[Figure collection entries]
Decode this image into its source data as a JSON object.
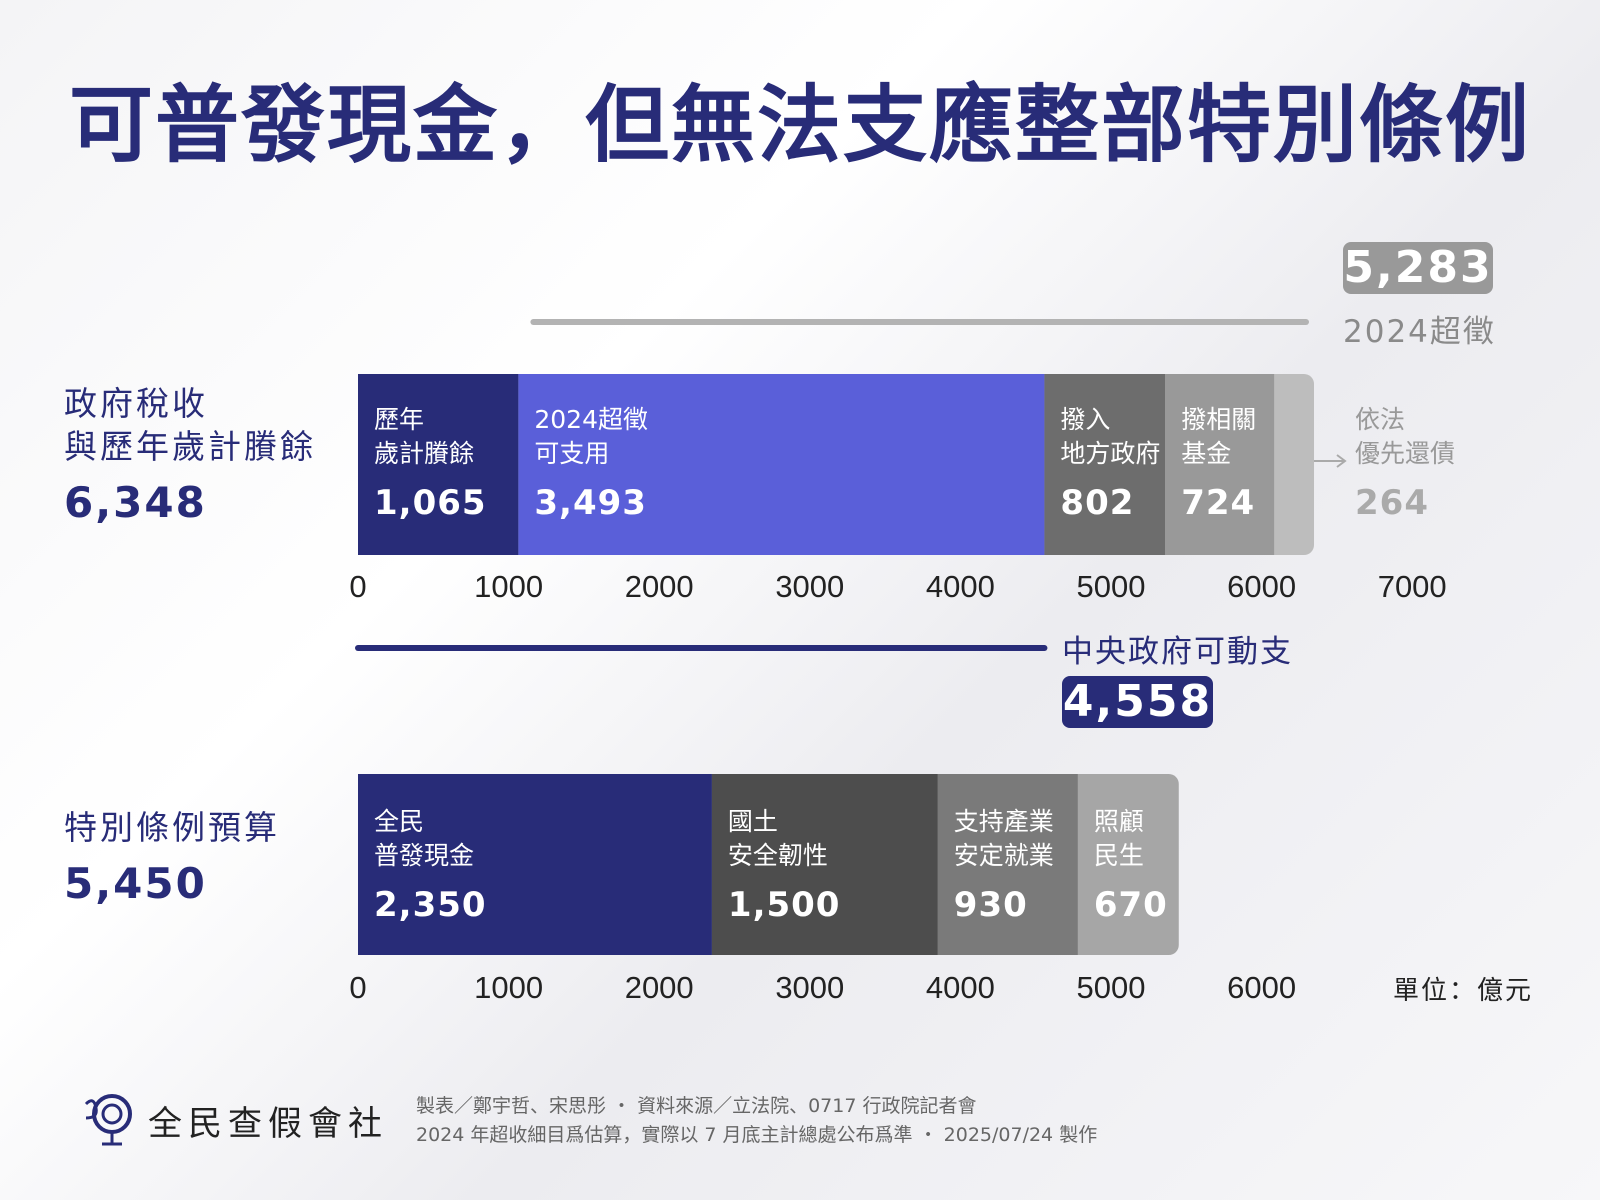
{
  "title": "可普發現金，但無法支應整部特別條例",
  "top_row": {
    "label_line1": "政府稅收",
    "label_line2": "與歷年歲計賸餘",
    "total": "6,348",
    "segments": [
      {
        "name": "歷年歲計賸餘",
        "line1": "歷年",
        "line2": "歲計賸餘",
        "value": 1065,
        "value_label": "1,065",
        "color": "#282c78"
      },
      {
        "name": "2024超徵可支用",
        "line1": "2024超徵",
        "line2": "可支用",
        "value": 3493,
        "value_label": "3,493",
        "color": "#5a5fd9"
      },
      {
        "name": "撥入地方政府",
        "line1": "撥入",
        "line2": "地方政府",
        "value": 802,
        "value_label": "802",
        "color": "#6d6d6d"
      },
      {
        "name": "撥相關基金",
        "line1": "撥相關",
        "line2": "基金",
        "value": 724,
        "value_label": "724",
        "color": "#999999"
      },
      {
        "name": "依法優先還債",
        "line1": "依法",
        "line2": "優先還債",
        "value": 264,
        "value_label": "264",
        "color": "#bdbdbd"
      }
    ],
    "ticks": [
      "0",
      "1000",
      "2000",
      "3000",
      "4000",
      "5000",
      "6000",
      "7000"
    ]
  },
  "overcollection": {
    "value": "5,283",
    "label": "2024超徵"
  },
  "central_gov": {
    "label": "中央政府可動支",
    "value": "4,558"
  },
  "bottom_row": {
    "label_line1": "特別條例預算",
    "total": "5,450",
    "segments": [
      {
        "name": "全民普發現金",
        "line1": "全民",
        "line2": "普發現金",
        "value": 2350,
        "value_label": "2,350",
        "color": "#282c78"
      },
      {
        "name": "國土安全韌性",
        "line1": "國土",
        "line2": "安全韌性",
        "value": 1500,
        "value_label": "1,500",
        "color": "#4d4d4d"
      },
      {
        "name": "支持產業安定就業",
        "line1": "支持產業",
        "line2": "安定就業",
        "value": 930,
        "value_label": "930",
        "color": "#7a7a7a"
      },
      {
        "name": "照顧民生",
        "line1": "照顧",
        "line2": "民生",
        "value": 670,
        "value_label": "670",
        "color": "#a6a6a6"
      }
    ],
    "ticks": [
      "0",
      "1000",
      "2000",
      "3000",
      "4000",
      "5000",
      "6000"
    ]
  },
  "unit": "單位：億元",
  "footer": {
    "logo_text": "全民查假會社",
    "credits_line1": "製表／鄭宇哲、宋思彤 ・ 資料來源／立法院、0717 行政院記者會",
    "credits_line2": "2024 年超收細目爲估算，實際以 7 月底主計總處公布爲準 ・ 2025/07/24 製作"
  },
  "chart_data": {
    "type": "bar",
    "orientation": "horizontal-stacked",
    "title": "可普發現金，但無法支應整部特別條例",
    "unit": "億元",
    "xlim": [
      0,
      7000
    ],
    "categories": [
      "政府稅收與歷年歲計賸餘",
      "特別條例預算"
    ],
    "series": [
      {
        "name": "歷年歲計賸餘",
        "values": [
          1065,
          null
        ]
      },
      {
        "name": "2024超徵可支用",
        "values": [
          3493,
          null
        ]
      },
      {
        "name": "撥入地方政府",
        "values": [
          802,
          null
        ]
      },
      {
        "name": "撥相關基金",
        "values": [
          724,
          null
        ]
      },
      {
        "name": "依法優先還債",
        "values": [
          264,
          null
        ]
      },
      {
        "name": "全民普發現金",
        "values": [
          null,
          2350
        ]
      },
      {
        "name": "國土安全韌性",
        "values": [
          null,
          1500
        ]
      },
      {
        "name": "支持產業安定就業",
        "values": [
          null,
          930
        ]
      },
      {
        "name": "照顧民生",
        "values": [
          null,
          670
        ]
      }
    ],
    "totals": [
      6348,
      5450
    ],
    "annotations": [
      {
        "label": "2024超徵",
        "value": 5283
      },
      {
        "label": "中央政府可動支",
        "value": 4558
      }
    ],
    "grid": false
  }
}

◆ **Exercise goal**: From the material above, count the lines that include "title" and give only the total.

◆ **Written solution**: 2